:: Stored data entries ::
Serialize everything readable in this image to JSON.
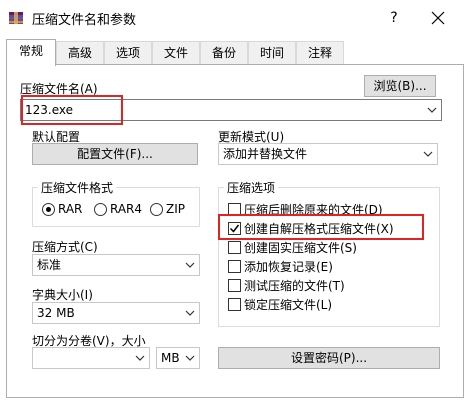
{
  "window": {
    "title": "压缩文件名和参数",
    "help": "?",
    "close": "✕"
  },
  "tabs": [
    {
      "label": "常规",
      "active": true
    },
    {
      "label": "高级"
    },
    {
      "label": "选项"
    },
    {
      "label": "文件"
    },
    {
      "label": "备份"
    },
    {
      "label": "时间"
    },
    {
      "label": "注释"
    }
  ],
  "archive": {
    "label": "压缩文件名(A)",
    "browse": "浏览(B)...",
    "value": "123.exe"
  },
  "profile": {
    "label": "默认配置",
    "button": "配置文件(F)..."
  },
  "update": {
    "label": "更新模式(U)",
    "value": "添加并替换文件"
  },
  "format": {
    "title": "压缩文件格式",
    "options": [
      "RAR",
      "RAR4",
      "ZIP"
    ],
    "selected": "RAR"
  },
  "method": {
    "label": "压缩方式(C)",
    "value": "标准"
  },
  "dict": {
    "label": "字典大小(I)",
    "value": "32 MB"
  },
  "split": {
    "label": "切分为分卷(V)，大小",
    "value": "",
    "unit": "MB"
  },
  "options": {
    "title": "压缩选项",
    "items": [
      {
        "label": "压缩后删除原来的文件(D)",
        "checked": false
      },
      {
        "label": "创建自解压格式压缩文件(X)",
        "checked": true
      },
      {
        "label": "创建固实压缩文件(S)",
        "checked": false
      },
      {
        "label": "添加恢复记录(E)",
        "checked": false
      },
      {
        "label": "测试压缩的文件(T)",
        "checked": false
      },
      {
        "label": "锁定压缩文件(L)",
        "checked": false
      }
    ]
  },
  "password_button": "设置密码(P)...",
  "colors": {
    "highlight": "#e02424",
    "tab_active_bg": "#ffffff",
    "button_bg": "#e1e1e1"
  }
}
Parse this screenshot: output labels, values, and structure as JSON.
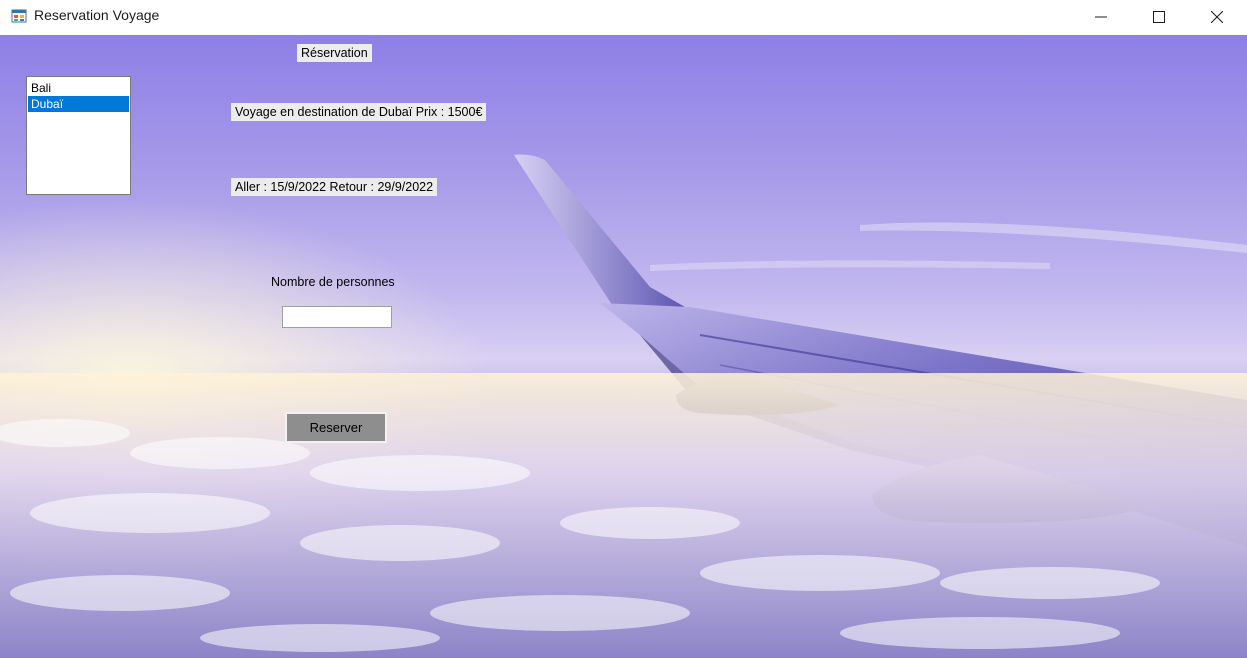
{
  "window": {
    "title": "Reservation Voyage"
  },
  "destinations": {
    "items": [
      "Bali",
      "Dubaï"
    ],
    "selected": "Dubaï"
  },
  "labels": {
    "heading": "Réservation",
    "trip_info": "Voyage en destination de Dubaï Prix : 1500€",
    "dates": "Aller : 15/9/2022 Retour : 29/9/2022",
    "persons_label": "Nombre de personnes"
  },
  "form": {
    "persons_value": "",
    "reserve_button": "Reserver"
  },
  "colors": {
    "selection": "#0078d7"
  }
}
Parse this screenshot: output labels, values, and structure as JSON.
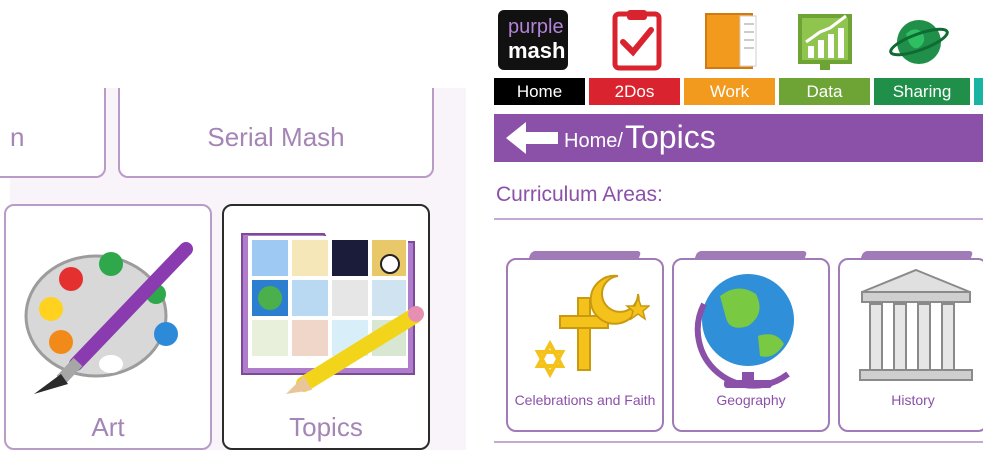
{
  "left": {
    "top_tiles": [
      {
        "label": "n"
      },
      {
        "label": "Serial Mash"
      }
    ],
    "bottom_tiles": [
      {
        "label": "Art",
        "icon": "art-palette-icon"
      },
      {
        "label": "Topics",
        "icon": "topics-folder-icon",
        "selected": true
      }
    ]
  },
  "right": {
    "logo": {
      "line1": "purple",
      "line2": "mash"
    },
    "nav_tabs": [
      {
        "label": "Home",
        "color": "#000000"
      },
      {
        "label": "2Dos",
        "color": "#d9242f"
      },
      {
        "label": "Work",
        "color": "#f29a1e"
      },
      {
        "label": "Data",
        "color": "#6ea436"
      },
      {
        "label": "Sharing",
        "color": "#1f8f4a"
      }
    ],
    "breadcrumb": {
      "home": "Home/",
      "current": "Topics"
    },
    "section_title": "Curriculum Areas:",
    "topics": [
      {
        "label": "Celebrations and Faith",
        "icon": "faith-symbols-icon"
      },
      {
        "label": "Geography",
        "icon": "globe-icon"
      },
      {
        "label": "History",
        "icon": "temple-icon"
      }
    ]
  }
}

:: BRIEF ::
Quote the records above in full, dropping each picture.

:: TASK ANSWER ::
Serialize everything readable in this image to JSON.
{
  "window": {
    "title": "压缩文件名和参数",
    "help": "?",
    "close": "✕"
  },
  "tabs": [
    {
      "label": "常规",
      "active": true
    },
    {
      "label": "高级"
    },
    {
      "label": "选项"
    },
    {
      "label": "文件"
    },
    {
      "label": "备份"
    },
    {
      "label": "时间"
    },
    {
      "label": "注释"
    }
  ],
  "archive": {
    "label": "压缩文件名(A)",
    "browse": "浏览(B)...",
    "value": "123.exe"
  },
  "profile": {
    "label": "默认配置",
    "button": "配置文件(F)..."
  },
  "update": {
    "label": "更新模式(U)",
    "value": "添加并替换文件"
  },
  "format": {
    "title": "压缩文件格式",
    "options": [
      "RAR",
      "RAR4",
      "ZIP"
    ],
    "selected": "RAR"
  },
  "method": {
    "label": "压缩方式(C)",
    "value": "标准"
  },
  "dict": {
    "label": "字典大小(I)",
    "value": "32 MB"
  },
  "split": {
    "label": "切分为分卷(V)，大小",
    "value": "",
    "unit": "MB"
  },
  "options": {
    "title": "压缩选项",
    "items": [
      {
        "label": "压缩后删除原来的文件(D)",
        "checked": false
      },
      {
        "label": "创建自解压格式压缩文件(X)",
        "checked": true
      },
      {
        "label": "创建固实压缩文件(S)",
        "checked": false
      },
      {
        "label": "添加恢复记录(E)",
        "checked": false
      },
      {
        "label": "测试压缩的文件(T)",
        "checked": false
      },
      {
        "label": "锁定压缩文件(L)",
        "checked": false
      }
    ]
  },
  "password_button": "设置密码(P)...",
  "colors": {
    "highlight": "#e02424",
    "tab_active_bg": "#ffffff",
    "button_bg": "#e1e1e1"
  }
}
Parse this screenshot: output labels, values, and structure as JSON.
{
  "window": {
    "title": "Reservation Voyage"
  },
  "destinations": {
    "items": [
      "Bali",
      "Dubaï"
    ],
    "selected": "Dubaï"
  },
  "labels": {
    "heading": "Réservation",
    "trip_info": "Voyage en destination de Dubaï Prix : 1500€",
    "dates": "Aller : 15/9/2022 Retour : 29/9/2022",
    "persons_label": "Nombre de personnes"
  },
  "form": {
    "persons_value": "",
    "reserve_button": "Reserver"
  },
  "colors": {
    "selection": "#0078d7"
  }
}
Parse this screenshot: output labels, values, and structure as JSON.
{
  "left": {
    "top_tiles": [
      {
        "label": "n"
      },
      {
        "label": "Serial Mash"
      }
    ],
    "bottom_tiles": [
      {
        "label": "Art",
        "icon": "art-palette-icon"
      },
      {
        "label": "Topics",
        "icon": "topics-folder-icon",
        "selected": true
      }
    ]
  },
  "right": {
    "logo": {
      "line1": "purple",
      "line2": "mash"
    },
    "nav_tabs": [
      {
        "label": "Home",
        "color": "#000000"
      },
      {
        "label": "2Dos",
        "color": "#d9242f"
      },
      {
        "label": "Work",
        "color": "#f29a1e"
      },
      {
        "label": "Data",
        "color": "#6ea436"
      },
      {
        "label": "Sharing",
        "color": "#1f8f4a"
      }
    ],
    "breadcrumb": {
      "home": "Home/",
      "current": "Topics"
    },
    "section_title": "Curriculum Areas:",
    "topics": [
      {
        "label": "Celebrations and Faith",
        "icon": "faith-symbols-icon"
      },
      {
        "label": "Geography",
        "icon": "globe-icon"
      },
      {
        "label": "History",
        "icon": "temple-icon"
      }
    ]
  }
}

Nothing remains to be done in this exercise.